Scan the entries below. List each line with "plain".

### Data excerpts:
((

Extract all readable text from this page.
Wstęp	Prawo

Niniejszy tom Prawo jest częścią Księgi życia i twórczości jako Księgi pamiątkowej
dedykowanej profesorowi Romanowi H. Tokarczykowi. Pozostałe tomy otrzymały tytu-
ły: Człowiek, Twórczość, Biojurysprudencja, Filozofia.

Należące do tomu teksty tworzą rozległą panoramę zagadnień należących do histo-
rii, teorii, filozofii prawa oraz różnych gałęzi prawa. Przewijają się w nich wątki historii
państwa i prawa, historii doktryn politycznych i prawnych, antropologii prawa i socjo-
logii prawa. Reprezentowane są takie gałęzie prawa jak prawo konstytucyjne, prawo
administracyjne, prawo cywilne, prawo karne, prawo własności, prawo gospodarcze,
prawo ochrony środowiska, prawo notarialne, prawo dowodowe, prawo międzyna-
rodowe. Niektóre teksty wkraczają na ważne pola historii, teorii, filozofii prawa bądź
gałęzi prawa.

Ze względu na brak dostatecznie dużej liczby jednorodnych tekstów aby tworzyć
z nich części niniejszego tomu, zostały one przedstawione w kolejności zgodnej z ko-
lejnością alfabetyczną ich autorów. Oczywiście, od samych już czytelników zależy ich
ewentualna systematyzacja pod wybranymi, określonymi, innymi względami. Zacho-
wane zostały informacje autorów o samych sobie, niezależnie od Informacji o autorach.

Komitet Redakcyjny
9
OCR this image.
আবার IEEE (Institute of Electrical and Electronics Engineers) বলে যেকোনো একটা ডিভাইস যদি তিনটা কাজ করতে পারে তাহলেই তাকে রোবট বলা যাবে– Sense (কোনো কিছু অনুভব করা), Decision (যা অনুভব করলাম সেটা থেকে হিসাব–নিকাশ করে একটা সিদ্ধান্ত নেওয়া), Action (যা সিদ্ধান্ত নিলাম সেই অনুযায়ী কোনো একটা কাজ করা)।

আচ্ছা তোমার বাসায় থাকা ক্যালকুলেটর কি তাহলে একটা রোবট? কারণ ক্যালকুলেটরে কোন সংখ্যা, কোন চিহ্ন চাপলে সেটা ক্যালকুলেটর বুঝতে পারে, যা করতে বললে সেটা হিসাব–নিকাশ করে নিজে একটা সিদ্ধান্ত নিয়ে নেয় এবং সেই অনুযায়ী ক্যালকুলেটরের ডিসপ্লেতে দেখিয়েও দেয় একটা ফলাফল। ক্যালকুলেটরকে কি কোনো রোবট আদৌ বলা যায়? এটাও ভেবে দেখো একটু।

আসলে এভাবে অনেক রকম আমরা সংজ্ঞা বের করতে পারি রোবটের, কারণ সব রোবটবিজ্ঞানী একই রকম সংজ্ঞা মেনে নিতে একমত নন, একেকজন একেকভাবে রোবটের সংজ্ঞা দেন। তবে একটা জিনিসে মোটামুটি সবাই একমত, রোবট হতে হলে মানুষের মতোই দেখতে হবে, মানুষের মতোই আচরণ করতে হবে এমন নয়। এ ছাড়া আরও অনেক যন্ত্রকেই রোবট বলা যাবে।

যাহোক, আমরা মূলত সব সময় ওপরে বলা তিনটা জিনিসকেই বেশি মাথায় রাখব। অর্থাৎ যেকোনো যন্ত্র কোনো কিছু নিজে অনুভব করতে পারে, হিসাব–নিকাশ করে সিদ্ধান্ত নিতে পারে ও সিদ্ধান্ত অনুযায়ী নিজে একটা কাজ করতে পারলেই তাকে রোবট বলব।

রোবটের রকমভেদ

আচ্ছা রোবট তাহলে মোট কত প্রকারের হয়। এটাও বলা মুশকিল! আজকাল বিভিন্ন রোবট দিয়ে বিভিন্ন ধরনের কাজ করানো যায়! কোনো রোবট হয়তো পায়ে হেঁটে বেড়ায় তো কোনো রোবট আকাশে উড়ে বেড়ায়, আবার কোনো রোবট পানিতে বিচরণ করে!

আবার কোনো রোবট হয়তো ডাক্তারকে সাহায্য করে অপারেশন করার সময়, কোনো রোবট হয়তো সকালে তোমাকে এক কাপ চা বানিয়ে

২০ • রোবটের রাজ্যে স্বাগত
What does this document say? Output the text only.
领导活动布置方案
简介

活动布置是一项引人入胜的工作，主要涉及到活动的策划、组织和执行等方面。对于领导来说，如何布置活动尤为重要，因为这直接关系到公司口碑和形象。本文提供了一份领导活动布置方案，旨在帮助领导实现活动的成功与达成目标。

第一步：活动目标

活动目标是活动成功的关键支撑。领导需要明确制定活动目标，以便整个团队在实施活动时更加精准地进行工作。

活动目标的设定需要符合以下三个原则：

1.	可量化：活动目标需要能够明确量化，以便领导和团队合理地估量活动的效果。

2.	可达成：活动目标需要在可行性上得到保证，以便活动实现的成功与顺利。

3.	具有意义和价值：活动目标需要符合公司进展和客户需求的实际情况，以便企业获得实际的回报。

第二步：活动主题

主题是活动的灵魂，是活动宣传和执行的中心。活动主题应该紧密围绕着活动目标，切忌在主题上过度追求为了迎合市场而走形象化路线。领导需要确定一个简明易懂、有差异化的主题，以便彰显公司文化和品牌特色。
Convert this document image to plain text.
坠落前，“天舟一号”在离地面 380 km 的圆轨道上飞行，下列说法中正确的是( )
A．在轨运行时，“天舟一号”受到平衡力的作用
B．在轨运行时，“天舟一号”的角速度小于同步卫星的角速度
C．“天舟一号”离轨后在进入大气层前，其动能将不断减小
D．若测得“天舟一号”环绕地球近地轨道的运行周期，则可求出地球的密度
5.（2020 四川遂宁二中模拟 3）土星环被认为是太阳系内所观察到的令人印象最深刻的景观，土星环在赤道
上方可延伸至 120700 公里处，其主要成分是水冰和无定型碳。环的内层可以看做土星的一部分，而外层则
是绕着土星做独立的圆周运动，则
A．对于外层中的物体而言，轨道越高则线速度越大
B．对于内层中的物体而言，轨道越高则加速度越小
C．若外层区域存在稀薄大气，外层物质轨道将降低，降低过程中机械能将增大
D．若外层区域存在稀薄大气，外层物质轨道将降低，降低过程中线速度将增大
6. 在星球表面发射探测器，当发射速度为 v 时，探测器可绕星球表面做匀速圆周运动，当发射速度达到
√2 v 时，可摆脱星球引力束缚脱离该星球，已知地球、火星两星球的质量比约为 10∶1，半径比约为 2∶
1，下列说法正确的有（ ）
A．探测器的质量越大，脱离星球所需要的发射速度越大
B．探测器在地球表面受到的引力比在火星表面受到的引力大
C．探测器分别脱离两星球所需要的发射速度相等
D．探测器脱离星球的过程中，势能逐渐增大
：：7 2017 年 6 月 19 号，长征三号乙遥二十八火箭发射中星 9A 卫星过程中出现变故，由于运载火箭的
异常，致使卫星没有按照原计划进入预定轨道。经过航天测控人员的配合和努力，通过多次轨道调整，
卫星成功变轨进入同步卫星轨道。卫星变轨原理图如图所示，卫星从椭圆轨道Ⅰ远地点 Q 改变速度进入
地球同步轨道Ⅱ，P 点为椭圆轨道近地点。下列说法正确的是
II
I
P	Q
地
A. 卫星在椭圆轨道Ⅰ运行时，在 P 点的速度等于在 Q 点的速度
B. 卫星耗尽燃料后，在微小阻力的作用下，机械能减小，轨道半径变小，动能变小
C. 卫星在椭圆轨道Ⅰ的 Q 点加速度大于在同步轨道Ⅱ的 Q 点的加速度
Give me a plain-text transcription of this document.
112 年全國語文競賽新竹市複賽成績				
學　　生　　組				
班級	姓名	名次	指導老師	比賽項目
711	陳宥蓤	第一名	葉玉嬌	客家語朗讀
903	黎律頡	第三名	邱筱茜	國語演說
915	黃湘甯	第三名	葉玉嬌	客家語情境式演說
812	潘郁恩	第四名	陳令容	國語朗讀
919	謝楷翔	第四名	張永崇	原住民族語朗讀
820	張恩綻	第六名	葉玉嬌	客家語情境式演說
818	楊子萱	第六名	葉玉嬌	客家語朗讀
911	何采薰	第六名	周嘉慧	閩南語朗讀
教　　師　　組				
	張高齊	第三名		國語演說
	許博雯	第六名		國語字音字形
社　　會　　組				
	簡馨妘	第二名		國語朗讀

))

### COMPLETED TASK:
Convert this document image to plain text.
Give me a plain-text transcription of this document.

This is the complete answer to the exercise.